## Your objective
Pull out every line of the listing below where "holidays" appears.

## Provided entries
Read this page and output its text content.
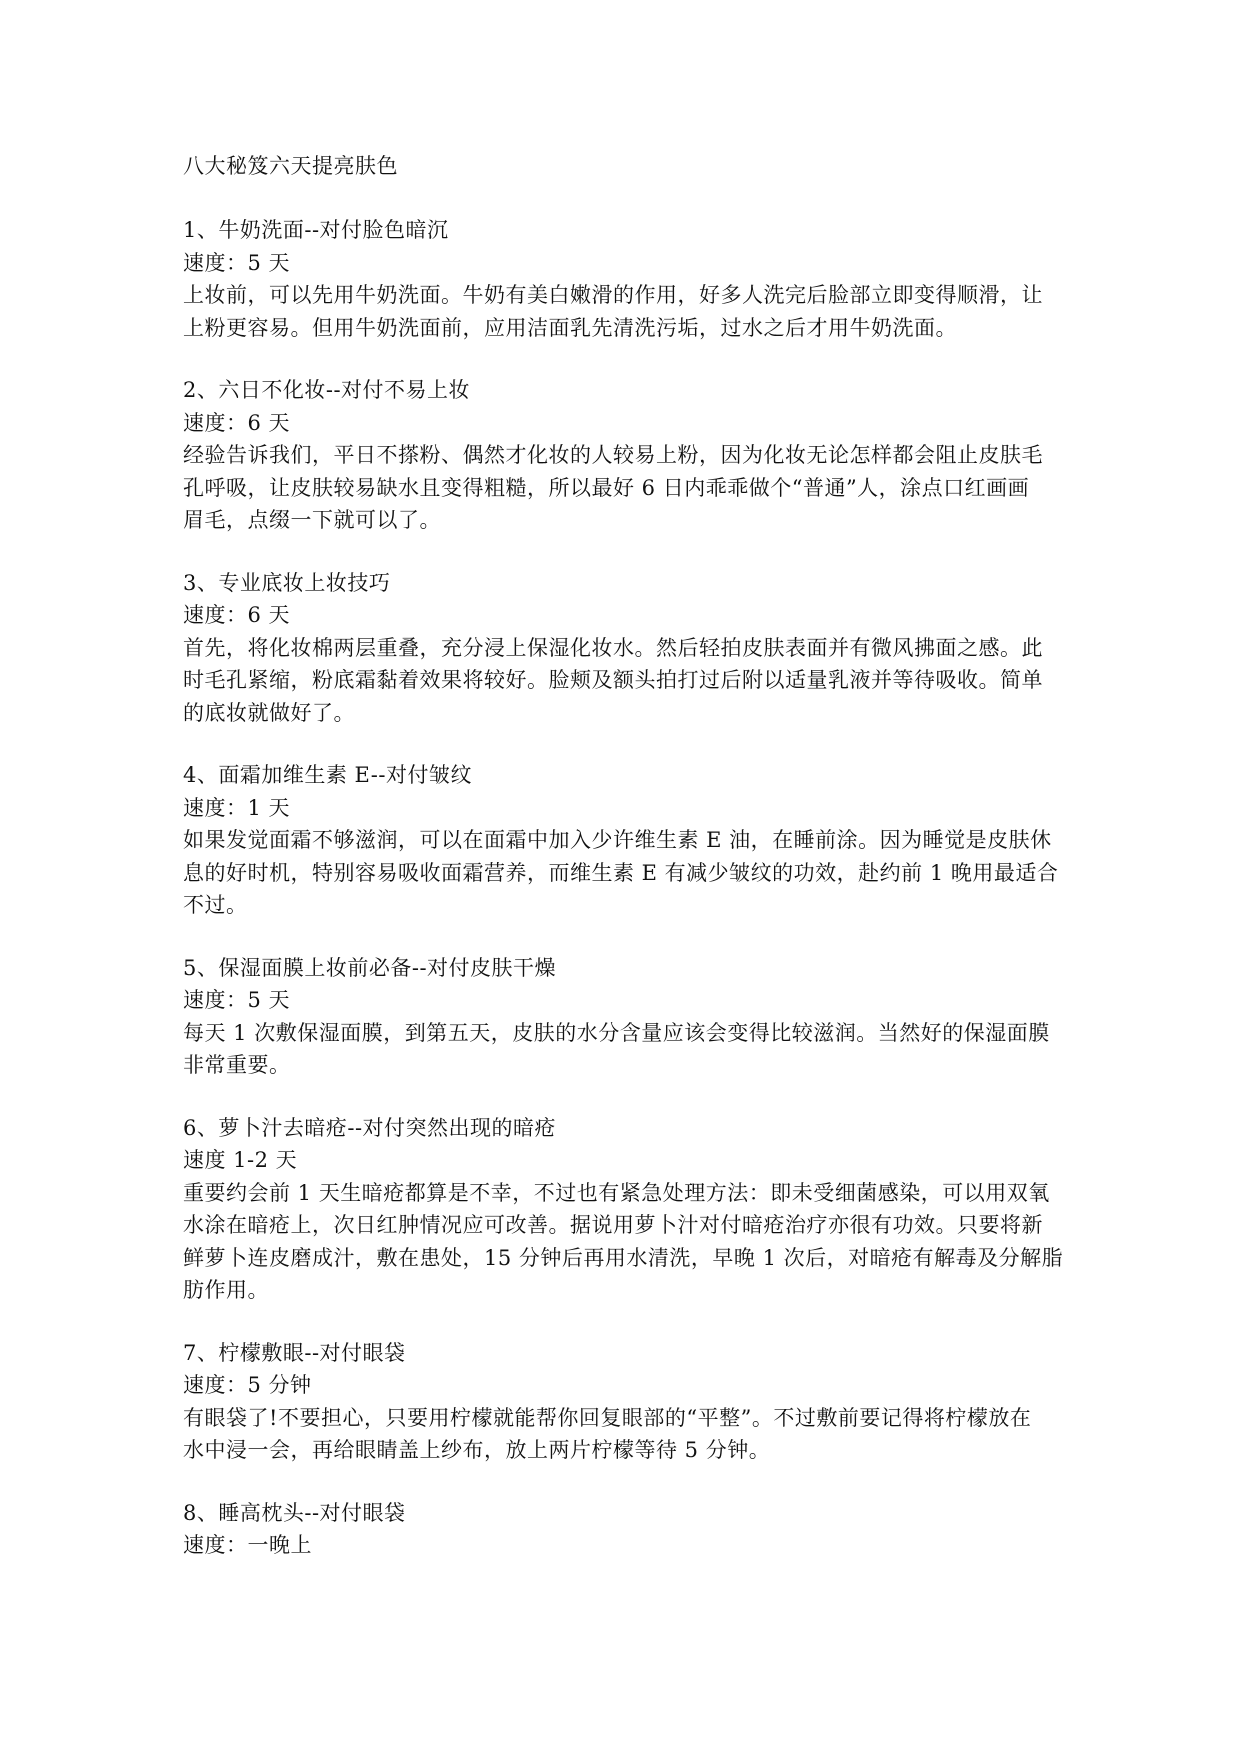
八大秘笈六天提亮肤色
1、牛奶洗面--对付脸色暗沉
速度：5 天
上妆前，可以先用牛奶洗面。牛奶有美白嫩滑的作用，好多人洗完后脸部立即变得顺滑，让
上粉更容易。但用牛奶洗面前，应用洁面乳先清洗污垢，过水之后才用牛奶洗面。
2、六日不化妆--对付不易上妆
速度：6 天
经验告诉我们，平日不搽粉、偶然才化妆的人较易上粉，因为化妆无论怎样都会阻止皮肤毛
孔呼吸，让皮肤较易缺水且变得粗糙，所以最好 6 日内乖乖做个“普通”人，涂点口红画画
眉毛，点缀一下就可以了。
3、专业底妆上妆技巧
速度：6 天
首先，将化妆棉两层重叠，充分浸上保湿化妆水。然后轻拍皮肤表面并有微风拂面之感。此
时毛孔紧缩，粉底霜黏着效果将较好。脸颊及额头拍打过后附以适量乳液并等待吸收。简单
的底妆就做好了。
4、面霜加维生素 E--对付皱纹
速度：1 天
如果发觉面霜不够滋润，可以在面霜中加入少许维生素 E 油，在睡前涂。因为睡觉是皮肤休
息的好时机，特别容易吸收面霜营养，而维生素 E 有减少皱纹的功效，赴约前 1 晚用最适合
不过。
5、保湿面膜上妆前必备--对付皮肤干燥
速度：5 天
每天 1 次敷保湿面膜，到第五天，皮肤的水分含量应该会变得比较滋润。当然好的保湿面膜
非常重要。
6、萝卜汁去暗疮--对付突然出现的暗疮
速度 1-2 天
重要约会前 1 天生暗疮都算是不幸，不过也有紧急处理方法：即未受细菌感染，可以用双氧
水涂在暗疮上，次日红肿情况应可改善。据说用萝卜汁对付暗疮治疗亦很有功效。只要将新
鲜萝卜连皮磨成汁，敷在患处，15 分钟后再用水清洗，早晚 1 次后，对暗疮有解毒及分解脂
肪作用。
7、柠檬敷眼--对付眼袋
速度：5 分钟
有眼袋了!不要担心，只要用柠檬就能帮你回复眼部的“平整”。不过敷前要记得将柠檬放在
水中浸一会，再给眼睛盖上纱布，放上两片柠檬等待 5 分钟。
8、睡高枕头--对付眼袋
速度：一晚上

--

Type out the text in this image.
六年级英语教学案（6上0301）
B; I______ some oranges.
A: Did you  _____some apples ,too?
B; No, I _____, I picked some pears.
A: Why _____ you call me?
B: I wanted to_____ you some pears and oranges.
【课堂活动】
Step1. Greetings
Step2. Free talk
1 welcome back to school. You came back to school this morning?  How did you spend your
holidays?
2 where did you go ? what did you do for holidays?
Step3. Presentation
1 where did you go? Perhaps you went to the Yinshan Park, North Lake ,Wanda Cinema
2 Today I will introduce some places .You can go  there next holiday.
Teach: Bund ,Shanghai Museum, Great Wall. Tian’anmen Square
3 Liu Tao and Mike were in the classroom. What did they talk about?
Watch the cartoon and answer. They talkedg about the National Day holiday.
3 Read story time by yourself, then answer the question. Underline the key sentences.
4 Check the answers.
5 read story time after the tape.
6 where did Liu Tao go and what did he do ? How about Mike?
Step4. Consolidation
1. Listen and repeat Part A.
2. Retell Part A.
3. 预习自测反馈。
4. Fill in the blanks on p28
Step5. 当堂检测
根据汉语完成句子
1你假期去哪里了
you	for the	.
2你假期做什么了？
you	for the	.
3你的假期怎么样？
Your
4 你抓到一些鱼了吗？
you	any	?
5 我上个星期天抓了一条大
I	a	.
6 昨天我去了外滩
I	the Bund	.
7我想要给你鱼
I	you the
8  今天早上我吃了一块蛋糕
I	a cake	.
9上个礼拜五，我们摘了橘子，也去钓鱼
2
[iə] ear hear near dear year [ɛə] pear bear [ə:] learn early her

## Response to this exercise
holidays?
2 where did you go ? what did you do for holidays?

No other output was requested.